• Data supplied
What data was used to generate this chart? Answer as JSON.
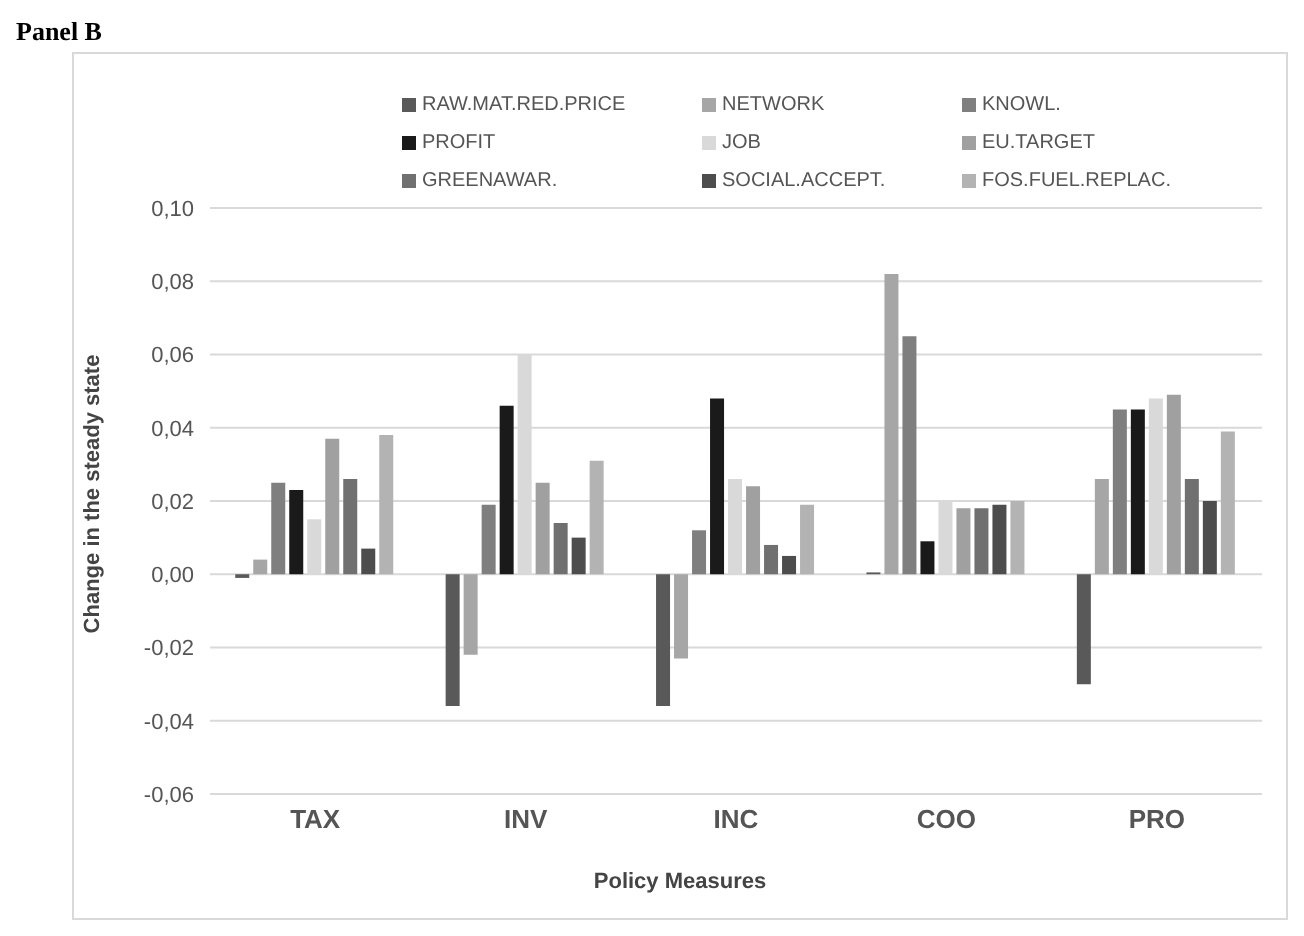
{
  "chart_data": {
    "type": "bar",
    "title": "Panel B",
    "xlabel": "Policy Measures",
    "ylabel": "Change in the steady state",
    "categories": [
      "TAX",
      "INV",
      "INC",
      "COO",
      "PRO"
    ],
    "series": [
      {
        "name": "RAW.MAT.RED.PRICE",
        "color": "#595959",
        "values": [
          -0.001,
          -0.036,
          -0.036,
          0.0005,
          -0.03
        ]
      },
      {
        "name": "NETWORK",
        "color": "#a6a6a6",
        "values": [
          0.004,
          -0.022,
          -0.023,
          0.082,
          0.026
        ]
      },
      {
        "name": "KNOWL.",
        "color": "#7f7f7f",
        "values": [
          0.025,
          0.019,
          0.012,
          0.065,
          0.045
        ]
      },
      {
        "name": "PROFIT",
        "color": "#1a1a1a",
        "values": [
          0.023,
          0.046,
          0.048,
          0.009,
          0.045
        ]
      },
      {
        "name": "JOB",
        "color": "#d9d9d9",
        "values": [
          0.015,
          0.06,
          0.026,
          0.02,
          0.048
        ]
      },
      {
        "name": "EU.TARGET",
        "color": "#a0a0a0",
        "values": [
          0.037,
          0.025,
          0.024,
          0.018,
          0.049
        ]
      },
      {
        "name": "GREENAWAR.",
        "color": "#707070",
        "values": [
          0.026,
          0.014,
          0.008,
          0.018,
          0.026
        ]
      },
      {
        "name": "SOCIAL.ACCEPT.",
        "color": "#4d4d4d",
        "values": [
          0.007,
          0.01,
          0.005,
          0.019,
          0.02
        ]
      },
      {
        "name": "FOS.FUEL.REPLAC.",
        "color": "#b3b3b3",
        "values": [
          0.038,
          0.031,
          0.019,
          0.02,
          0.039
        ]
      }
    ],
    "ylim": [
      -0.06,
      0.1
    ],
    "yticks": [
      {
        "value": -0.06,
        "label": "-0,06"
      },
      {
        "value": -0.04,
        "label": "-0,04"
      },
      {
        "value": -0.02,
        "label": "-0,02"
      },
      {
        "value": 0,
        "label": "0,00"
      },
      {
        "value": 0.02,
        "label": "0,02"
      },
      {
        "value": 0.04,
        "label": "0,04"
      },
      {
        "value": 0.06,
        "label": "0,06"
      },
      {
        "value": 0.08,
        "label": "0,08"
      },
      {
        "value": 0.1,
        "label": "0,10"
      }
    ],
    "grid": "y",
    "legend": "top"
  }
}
* * *
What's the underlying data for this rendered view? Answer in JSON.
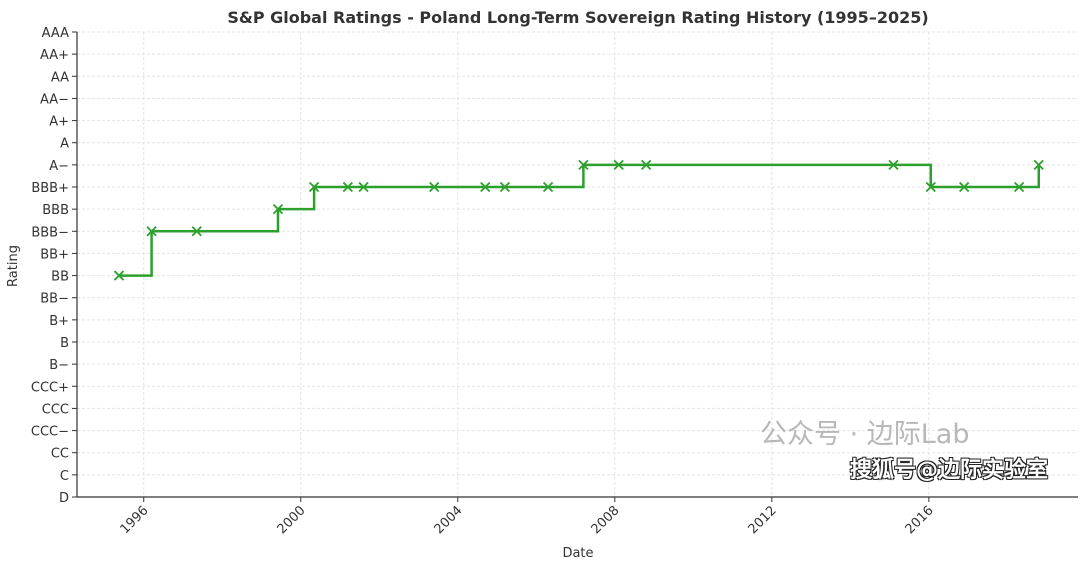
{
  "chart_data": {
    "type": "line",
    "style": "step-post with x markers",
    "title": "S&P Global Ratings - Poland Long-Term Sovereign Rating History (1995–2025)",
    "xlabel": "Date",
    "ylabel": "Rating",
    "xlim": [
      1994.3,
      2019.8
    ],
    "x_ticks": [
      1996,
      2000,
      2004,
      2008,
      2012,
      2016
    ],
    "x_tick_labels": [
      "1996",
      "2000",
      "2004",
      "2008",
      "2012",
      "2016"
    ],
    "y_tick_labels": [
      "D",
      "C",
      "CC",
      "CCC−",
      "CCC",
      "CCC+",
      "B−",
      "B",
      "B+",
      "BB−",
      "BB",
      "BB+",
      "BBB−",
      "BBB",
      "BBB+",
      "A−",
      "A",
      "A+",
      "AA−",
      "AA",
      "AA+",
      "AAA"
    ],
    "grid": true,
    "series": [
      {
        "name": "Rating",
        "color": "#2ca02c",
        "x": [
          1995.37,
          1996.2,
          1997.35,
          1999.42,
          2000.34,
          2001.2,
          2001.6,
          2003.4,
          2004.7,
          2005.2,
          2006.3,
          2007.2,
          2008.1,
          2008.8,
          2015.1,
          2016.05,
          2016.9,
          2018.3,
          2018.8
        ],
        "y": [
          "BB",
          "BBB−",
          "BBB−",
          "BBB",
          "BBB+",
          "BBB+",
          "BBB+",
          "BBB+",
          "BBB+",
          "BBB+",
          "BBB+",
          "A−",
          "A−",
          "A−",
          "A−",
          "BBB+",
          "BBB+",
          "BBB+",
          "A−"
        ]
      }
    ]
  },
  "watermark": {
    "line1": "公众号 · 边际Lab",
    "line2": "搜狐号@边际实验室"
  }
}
---
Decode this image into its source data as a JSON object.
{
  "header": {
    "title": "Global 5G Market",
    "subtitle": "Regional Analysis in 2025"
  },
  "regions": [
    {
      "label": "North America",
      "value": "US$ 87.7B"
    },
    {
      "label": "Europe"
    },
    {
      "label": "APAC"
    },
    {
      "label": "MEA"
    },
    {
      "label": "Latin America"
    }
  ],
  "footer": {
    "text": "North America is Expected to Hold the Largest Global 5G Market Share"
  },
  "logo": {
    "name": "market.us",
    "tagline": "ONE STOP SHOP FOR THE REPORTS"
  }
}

• Task brief
Tally the lines of the records holding the word "Answer", then give only the resulting number.

• Correct response
2